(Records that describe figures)
________
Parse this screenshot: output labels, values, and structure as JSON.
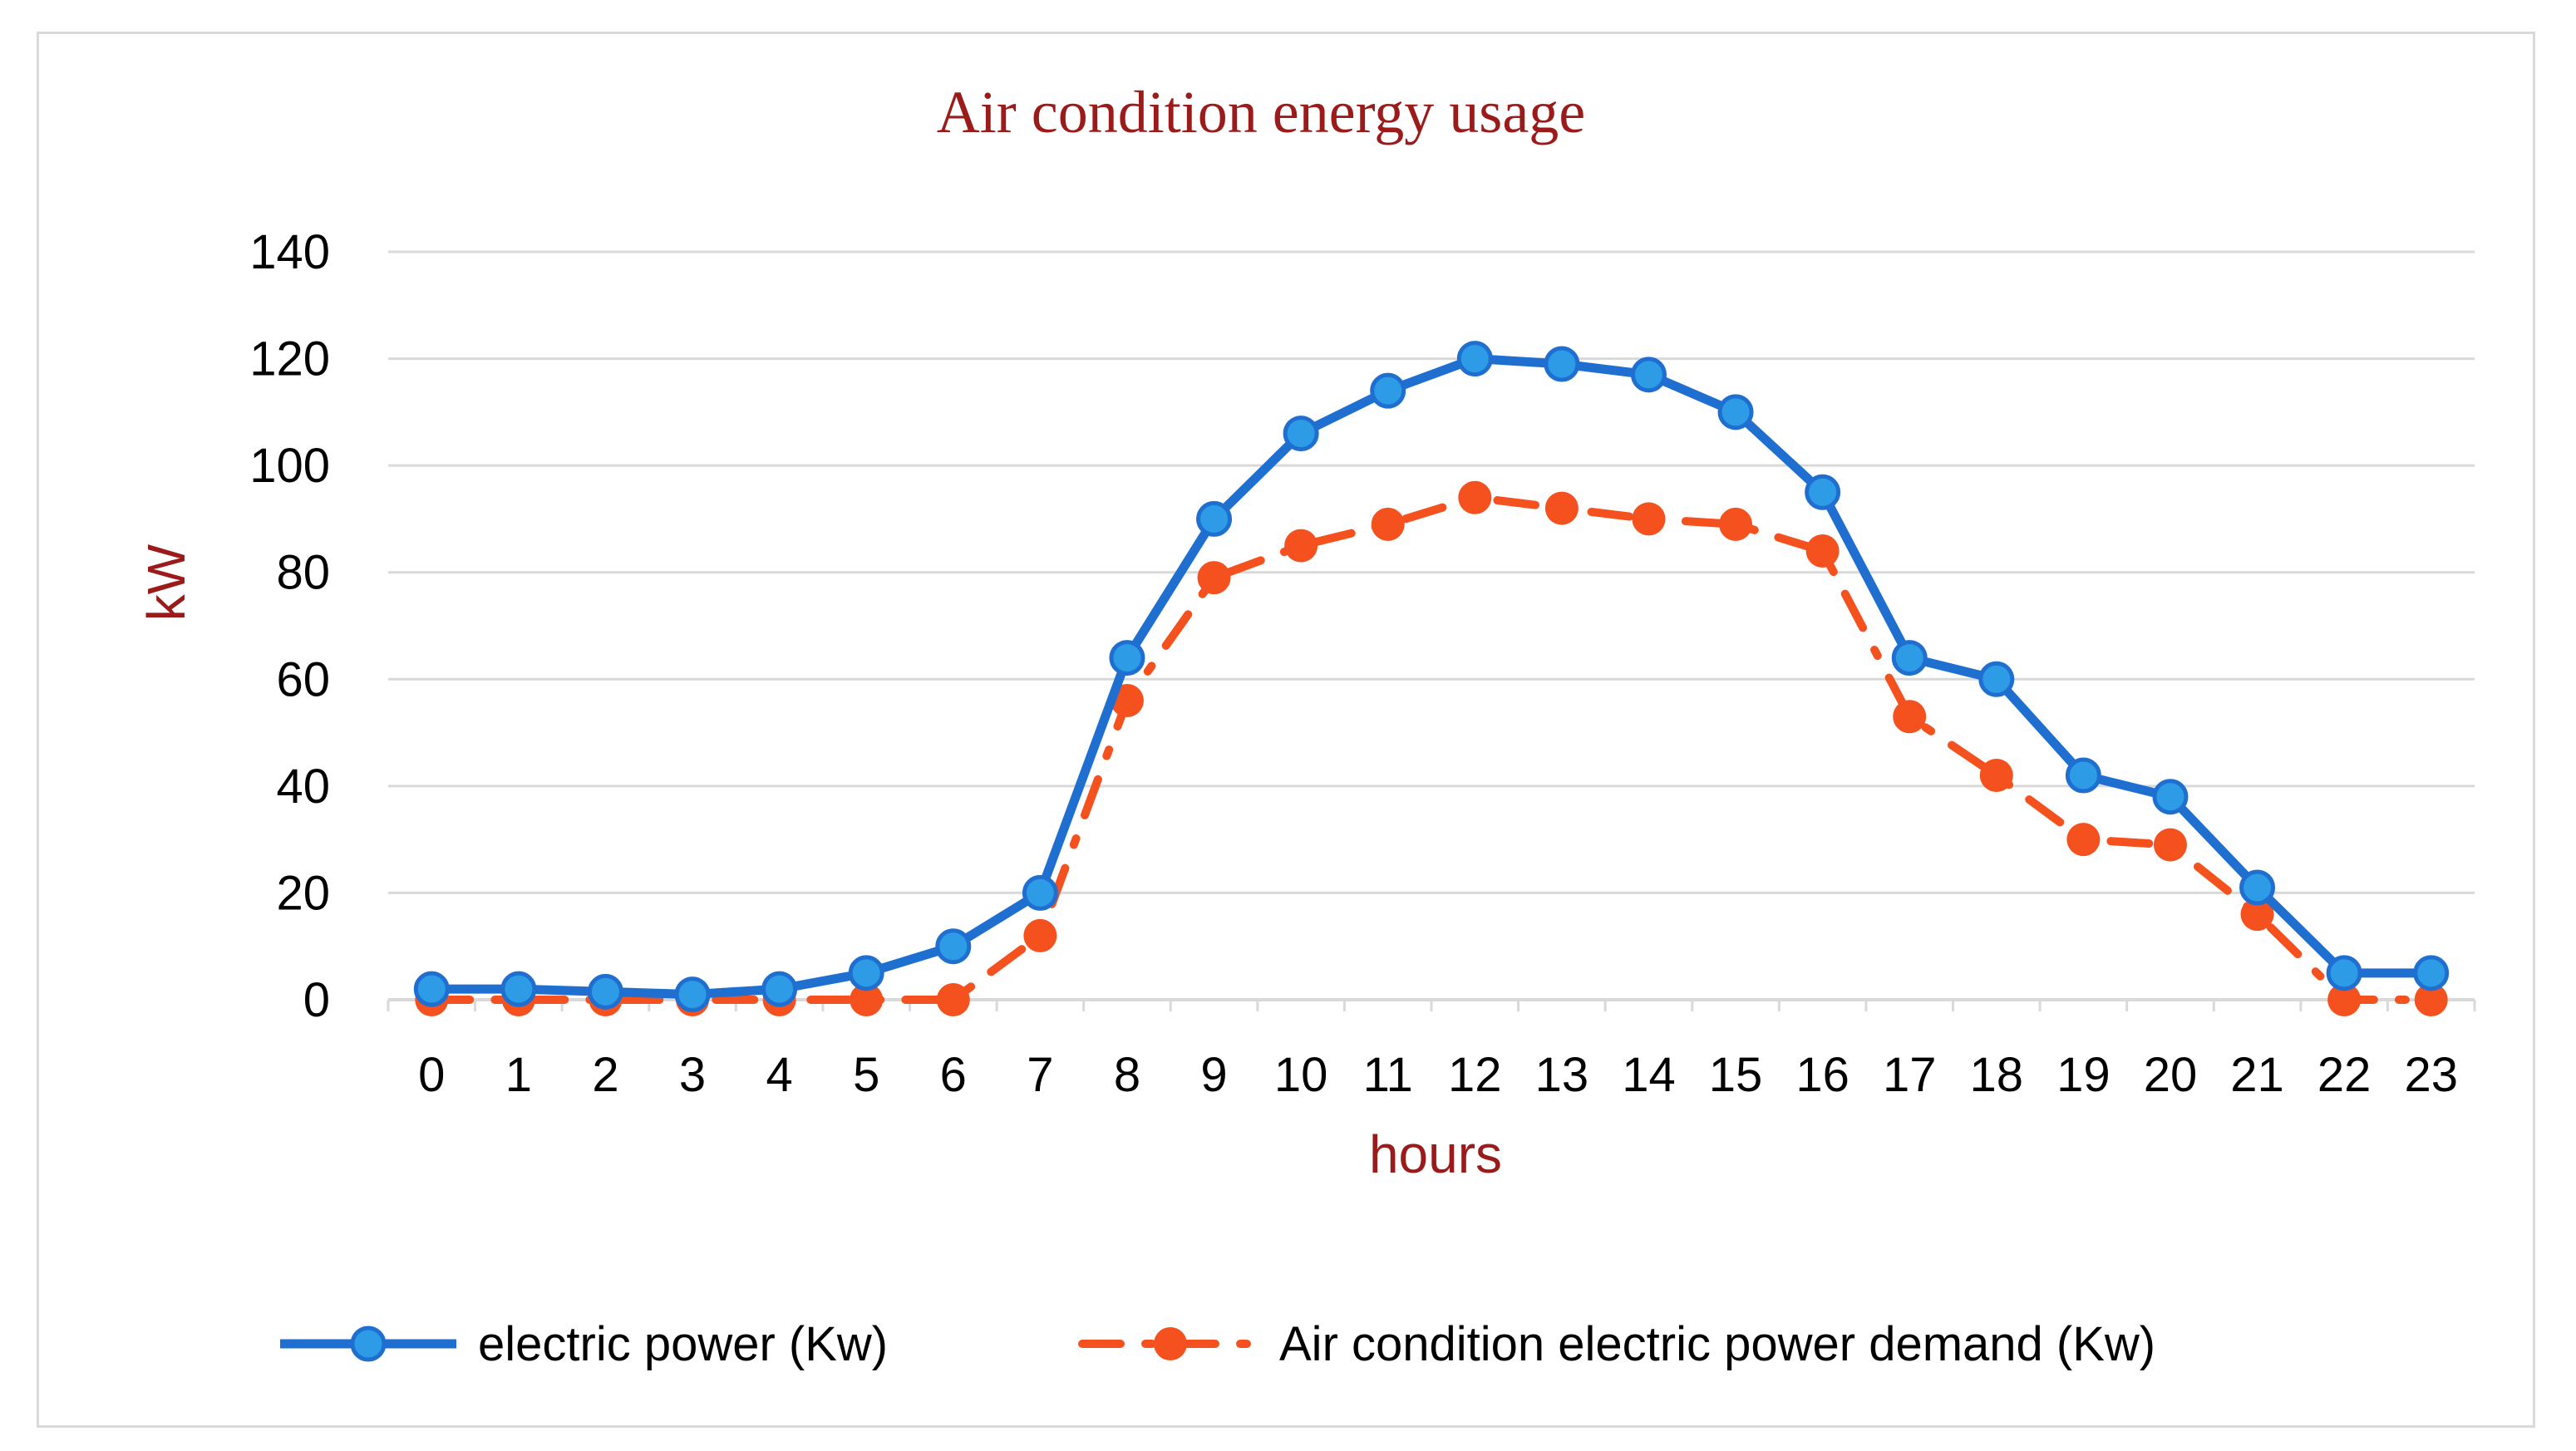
{
  "chart_data": {
    "type": "line",
    "title": "Air condition energy usage",
    "xlabel": "hours",
    "ylabel": "kW",
    "categories": [
      "0",
      "1",
      "2",
      "3",
      "4",
      "5",
      "6",
      "7",
      "8",
      "9",
      "10",
      "11",
      "12",
      "13",
      "14",
      "15",
      "16",
      "17",
      "18",
      "19",
      "20",
      "21",
      "22",
      "23"
    ],
    "ylim": [
      0,
      140
    ],
    "yticks": [
      0,
      20,
      40,
      60,
      80,
      100,
      120,
      140
    ],
    "grid": true,
    "legend_position": "bottom",
    "series": [
      {
        "name": "electric power (Kw)",
        "color": "#1f6fd1",
        "marker_color": "#2e9be6",
        "style": "solid",
        "values": [
          2,
          2,
          1.5,
          1,
          2,
          5,
          10,
          20,
          64,
          90,
          106,
          114,
          120,
          119,
          117,
          110,
          95,
          64,
          60,
          42,
          38,
          21,
          5,
          5
        ]
      },
      {
        "name": "Air condition electric power demand (Kw)",
        "color": "#f4511e",
        "marker_color": "#f4511e",
        "style": "dash-dot",
        "values": [
          0,
          0,
          0,
          0,
          0,
          0,
          0,
          12,
          56,
          79,
          85,
          89,
          94,
          92,
          90,
          89,
          84,
          53,
          42,
          30,
          29,
          16,
          0,
          0
        ]
      }
    ],
    "colors": {
      "title": "#9b1b1b",
      "axis_label": "#9b1b1b",
      "grid": "#d9d9d9"
    }
  }
}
________
*Short exercise*: List the lines that contain the word "electric".

*Solution to this task*:
        "name": "electric power (Kw)",
        "name": "Air condition electric power demand (Kw)",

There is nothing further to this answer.